#### Task material ####

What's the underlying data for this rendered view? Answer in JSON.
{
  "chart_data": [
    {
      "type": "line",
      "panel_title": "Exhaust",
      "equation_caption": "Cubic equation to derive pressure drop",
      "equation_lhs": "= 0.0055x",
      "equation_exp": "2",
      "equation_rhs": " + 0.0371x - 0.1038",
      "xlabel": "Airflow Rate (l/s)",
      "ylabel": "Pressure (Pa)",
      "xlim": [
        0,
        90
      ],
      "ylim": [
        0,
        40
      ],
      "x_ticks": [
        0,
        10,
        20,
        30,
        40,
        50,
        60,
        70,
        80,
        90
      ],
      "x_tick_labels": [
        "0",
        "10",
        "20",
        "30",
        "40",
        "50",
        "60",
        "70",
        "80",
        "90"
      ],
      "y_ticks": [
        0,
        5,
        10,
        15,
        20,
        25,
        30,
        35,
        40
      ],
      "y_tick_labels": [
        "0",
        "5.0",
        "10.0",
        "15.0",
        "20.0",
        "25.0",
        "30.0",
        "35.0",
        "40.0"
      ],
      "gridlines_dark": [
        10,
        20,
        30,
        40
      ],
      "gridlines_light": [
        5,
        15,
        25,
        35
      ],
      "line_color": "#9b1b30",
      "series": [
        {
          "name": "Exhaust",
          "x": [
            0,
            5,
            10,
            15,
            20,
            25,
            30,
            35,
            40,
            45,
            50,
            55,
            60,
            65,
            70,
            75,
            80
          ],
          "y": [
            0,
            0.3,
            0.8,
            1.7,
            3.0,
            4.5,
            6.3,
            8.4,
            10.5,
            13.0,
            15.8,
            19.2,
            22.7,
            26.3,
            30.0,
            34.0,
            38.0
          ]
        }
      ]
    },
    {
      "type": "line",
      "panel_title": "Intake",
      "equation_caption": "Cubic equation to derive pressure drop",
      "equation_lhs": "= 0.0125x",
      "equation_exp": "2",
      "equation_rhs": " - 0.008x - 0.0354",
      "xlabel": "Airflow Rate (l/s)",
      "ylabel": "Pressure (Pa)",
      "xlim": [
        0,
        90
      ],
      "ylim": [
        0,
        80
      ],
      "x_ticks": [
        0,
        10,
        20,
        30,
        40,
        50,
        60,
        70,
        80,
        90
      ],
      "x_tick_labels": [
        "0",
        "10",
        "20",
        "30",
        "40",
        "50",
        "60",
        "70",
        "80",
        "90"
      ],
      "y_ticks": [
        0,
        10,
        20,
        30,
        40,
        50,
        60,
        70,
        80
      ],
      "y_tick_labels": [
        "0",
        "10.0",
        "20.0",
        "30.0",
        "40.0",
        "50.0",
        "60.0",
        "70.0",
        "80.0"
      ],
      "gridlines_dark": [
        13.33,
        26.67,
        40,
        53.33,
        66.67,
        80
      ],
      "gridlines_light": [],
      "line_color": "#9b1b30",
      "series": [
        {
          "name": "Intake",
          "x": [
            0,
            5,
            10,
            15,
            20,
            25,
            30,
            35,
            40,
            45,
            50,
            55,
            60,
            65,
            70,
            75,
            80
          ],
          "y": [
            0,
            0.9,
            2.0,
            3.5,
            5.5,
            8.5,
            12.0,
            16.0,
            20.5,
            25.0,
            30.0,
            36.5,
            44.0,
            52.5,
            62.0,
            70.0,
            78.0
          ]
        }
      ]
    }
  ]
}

####

◆ **What is asked**:
Output each record exactly, leaving nothing out.

◆ **Task output**:
What's the underlying data for this rendered view? Answer in JSON.
{
  "chart_data": [
    {
      "type": "line",
      "panel_title": "Exhaust",
      "equation_caption": "Cubic equation to derive pressure drop",
      "equation_lhs": "= 0.0055x",
      "equation_exp": "2",
      "equation_rhs": " + 0.0371x - 0.1038",
      "xlabel": "Airflow Rate (l/s)",
      "ylabel": "Pressure (Pa)",
      "xlim": [
        0,
        90
      ],
      "ylim": [
        0,
        40
      ],
      "x_ticks": [
        0,
        10,
        20,
        30,
        40,
        50,
        60,
        70,
        80,
        90
      ],
      "x_tick_labels": [
        "0",
        "10",
        "20",
        "30",
        "40",
        "50",
        "60",
        "70",
        "80",
        "90"
      ],
      "y_ticks": [
        0,
        5,
        10,
        15,
        20,
        25,
        30,
        35,
        40
      ],
      "y_tick_labels": [
        "0",
        "5.0",
        "10.0",
        "15.0",
        "20.0",
        "25.0",
        "30.0",
        "35.0",
        "40.0"
      ],
      "gridlines_dark": [
        10,
        20,
        30,
        40
      ],
      "gridlines_light": [
        5,
        15,
        25,
        35
      ],
      "line_color": "#9b1b30",
      "series": [
        {
          "name": "Exhaust",
          "x": [
            0,
            5,
            10,
            15,
            20,
            25,
            30,
            35,
            40,
            45,
            50,
            55,
            60,
            65,
            70,
            75,
            80
          ],
          "y": [
            0,
            0.3,
            0.8,
            1.7,
            3.0,
            4.5,
            6.3,
            8.4,
            10.5,
            13.0,
            15.8,
            19.2,
            22.7,
            26.3,
            30.0,
            34.0,
            38.0
          ]
        }
      ]
    },
    {
      "type": "line",
      "panel_title": "Intake",
      "equation_caption": "Cubic equation to derive pressure drop",
      "equation_lhs": "= 0.0125x",
      "equation_exp": "2",
      "equation_rhs": " - 0.008x - 0.0354",
      "xlabel": "Airflow Rate (l/s)",
      "ylabel": "Pressure (Pa)",
      "xlim": [
        0,
        90
      ],
      "ylim": [
        0,
        80
      ],
      "x_ticks": [
        0,
        10,
        20,
        30,
        40,
        50,
        60,
        70,
        80,
        90
      ],
      "x_tick_labels": [
        "0",
        "10",
        "20",
        "30",
        "40",
        "50",
        "60",
        "70",
        "80",
        "90"
      ],
      "y_ticks": [
        0,
        10,
        20,
        30,
        40,
        50,
        60,
        70,
        80
      ],
      "y_tick_labels": [
        "0",
        "10.0",
        "20.0",
        "30.0",
        "40.0",
        "50.0",
        "60.0",
        "70.0",
        "80.0"
      ],
      "gridlines_dark": [
        13.33,
        26.67,
        40,
        53.33,
        66.67,
        80
      ],
      "gridlines_light": [],
      "line_color": "#9b1b30",
      "series": [
        {
          "name": "Intake",
          "x": [
            0,
            5,
            10,
            15,
            20,
            25,
            30,
            35,
            40,
            45,
            50,
            55,
            60,
            65,
            70,
            75,
            80
          ],
          "y": [
            0,
            0.9,
            2.0,
            3.5,
            5.5,
            8.5,
            12.0,
            16.0,
            20.5,
            25.0,
            30.0,
            36.5,
            44.0,
            52.5,
            62.0,
            70.0,
            78.0
          ]
        }
      ]
    }
  ]
}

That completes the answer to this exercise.